begin
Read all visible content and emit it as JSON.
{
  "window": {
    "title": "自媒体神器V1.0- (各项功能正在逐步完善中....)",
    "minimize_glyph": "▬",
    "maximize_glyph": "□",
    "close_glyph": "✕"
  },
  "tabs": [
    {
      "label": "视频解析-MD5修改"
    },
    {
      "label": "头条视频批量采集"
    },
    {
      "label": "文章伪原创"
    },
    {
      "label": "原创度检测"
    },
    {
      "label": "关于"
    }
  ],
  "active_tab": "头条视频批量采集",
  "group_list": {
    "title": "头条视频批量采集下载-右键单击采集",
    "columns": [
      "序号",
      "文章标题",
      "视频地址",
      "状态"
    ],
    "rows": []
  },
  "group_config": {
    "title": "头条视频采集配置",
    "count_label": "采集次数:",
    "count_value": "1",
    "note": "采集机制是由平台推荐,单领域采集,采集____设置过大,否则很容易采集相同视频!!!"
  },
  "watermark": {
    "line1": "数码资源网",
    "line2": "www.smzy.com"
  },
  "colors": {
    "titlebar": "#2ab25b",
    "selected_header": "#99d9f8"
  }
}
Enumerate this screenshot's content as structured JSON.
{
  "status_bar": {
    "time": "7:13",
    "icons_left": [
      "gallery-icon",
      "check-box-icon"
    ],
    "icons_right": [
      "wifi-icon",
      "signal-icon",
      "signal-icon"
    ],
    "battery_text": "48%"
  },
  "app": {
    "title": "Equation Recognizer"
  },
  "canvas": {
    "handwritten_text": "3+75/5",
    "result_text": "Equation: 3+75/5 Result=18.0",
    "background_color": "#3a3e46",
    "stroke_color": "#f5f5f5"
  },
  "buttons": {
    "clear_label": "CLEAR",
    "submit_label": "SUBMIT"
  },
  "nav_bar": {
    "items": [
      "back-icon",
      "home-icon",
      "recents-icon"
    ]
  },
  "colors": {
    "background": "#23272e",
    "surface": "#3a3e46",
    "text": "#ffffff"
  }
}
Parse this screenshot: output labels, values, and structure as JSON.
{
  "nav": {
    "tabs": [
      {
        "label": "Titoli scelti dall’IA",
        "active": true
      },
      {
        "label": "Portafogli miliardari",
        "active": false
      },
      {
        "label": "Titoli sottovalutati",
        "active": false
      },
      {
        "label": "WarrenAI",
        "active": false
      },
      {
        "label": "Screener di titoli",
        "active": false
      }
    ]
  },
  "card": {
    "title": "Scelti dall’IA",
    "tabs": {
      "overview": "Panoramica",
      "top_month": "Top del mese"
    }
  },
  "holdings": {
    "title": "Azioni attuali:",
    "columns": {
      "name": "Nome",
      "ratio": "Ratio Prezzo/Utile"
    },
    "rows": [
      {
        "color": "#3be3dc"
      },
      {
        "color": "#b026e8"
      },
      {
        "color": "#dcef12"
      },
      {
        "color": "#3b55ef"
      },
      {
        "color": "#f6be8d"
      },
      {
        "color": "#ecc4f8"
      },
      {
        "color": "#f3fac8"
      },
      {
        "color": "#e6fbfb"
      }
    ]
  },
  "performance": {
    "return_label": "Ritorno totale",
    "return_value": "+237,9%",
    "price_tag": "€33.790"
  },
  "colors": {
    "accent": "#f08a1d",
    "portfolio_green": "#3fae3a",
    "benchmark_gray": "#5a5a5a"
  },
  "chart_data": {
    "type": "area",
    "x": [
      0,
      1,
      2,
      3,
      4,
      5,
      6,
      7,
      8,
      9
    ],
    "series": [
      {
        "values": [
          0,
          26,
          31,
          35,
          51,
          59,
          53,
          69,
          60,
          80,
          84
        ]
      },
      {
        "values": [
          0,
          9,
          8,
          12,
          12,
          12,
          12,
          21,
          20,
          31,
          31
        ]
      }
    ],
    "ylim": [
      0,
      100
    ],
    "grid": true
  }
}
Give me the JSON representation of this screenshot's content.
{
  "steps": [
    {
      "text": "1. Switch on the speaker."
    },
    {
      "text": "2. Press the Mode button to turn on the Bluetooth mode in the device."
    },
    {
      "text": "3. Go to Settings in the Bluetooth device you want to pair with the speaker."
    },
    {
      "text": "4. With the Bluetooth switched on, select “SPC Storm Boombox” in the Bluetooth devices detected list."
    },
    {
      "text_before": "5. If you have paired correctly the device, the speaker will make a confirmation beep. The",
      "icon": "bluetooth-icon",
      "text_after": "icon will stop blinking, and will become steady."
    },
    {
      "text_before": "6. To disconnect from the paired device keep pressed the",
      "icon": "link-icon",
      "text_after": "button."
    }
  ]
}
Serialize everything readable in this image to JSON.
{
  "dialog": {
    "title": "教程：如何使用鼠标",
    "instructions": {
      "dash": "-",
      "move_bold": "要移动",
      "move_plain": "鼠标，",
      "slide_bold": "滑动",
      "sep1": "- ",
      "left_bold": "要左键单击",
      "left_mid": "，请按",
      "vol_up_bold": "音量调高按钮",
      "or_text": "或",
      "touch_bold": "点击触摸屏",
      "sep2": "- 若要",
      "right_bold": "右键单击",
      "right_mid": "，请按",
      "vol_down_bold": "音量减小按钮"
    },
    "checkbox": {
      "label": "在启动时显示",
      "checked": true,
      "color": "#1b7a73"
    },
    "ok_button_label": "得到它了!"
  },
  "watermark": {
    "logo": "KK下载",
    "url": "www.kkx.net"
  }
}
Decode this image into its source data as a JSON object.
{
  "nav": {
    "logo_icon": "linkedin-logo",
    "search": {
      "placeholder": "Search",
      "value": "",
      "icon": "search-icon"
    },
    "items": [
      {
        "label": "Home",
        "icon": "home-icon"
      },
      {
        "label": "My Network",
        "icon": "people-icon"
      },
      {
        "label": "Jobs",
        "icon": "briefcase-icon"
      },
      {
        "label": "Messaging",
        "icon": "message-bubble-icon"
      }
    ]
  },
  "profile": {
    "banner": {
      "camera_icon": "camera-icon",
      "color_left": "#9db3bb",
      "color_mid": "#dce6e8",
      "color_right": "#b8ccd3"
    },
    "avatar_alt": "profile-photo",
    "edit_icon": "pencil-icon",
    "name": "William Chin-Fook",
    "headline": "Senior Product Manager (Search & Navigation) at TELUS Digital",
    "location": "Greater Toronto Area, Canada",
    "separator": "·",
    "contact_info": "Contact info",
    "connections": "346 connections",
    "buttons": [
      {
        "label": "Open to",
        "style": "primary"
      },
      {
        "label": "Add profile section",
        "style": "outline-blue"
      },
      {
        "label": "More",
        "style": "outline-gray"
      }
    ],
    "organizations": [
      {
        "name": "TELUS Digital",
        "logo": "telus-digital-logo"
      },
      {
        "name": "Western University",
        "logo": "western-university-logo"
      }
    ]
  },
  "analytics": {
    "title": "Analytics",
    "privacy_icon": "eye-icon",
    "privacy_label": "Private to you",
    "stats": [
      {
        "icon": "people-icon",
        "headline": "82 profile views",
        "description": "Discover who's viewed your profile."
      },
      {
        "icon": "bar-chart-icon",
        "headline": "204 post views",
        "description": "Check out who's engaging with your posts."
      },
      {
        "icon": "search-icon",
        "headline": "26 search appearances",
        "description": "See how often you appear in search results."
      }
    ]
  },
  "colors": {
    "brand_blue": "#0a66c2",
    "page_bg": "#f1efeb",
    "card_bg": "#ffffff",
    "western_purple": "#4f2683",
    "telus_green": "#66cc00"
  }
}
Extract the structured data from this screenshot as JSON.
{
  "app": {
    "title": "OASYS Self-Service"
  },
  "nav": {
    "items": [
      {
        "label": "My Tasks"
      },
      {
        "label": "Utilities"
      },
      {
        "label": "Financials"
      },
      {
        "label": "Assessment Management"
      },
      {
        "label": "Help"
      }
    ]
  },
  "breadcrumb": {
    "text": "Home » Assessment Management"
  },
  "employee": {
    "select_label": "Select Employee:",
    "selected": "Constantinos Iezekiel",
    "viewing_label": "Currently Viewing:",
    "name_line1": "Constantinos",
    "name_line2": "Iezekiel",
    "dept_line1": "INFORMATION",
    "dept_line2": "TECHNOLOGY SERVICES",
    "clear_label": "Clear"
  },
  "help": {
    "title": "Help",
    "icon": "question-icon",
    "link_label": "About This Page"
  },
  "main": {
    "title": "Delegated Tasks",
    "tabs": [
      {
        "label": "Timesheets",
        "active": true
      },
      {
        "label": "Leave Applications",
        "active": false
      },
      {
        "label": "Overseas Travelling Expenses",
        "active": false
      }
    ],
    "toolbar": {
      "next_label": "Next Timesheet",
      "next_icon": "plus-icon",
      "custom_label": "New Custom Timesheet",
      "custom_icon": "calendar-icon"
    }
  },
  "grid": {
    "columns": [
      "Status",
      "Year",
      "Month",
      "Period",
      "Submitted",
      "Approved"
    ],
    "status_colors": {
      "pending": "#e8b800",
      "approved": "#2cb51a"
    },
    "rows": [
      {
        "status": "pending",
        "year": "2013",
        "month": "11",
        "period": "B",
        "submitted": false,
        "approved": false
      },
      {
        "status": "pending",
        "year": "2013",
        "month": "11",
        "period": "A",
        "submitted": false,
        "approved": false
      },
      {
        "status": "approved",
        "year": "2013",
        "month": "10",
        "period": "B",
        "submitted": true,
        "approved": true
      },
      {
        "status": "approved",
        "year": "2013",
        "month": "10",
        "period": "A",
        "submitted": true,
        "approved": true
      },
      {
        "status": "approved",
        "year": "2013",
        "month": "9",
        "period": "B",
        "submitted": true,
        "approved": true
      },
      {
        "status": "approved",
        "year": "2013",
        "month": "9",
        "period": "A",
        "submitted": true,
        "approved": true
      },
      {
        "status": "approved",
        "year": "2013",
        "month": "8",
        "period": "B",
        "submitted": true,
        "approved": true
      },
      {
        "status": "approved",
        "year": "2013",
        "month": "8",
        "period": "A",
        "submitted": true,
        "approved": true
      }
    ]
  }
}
end
Where a line holds "image", copy that line.

-- Worked solution --
Serialize everything readable in this image to JSON.
Decode this image into its source data as a JSON object.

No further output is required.